* _DATA SUPPLIED_
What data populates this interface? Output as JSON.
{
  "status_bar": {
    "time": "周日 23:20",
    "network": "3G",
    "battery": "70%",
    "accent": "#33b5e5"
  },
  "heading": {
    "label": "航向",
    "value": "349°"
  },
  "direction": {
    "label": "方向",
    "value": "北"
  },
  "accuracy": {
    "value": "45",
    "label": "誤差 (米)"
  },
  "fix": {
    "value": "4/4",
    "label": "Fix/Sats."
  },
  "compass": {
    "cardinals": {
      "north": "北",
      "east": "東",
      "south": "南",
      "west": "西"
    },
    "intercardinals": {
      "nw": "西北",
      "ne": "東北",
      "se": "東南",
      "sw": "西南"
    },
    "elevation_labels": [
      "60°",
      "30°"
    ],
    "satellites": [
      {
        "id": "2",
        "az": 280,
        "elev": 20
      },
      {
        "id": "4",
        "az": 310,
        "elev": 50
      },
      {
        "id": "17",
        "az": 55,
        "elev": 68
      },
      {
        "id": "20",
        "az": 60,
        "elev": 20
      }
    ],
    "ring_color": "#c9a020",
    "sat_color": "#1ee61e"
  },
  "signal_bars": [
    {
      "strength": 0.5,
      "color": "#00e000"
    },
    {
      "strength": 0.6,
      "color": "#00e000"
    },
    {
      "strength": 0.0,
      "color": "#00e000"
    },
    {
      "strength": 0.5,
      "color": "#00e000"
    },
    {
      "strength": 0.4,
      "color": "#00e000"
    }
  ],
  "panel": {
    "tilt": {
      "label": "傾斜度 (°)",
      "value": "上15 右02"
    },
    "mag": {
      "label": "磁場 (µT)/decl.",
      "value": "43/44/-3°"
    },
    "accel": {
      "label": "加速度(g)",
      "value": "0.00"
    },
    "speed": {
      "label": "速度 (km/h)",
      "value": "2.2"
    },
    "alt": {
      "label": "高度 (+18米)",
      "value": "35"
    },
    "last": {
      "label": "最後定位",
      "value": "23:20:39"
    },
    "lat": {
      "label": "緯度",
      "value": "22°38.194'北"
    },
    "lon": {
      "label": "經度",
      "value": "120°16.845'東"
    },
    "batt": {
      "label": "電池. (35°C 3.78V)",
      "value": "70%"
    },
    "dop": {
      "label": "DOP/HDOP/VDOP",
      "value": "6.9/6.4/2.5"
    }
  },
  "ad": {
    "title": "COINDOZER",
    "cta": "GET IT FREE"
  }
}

* _PROBLEM_
From the material above, copy each line that includes the word "strength".

* _OUTPUT BELOW_
      "strength": 0.5,
      "strength": 0.6,
      "strength": 0.0,
      "strength": 0.5,
      "strength": 0.4,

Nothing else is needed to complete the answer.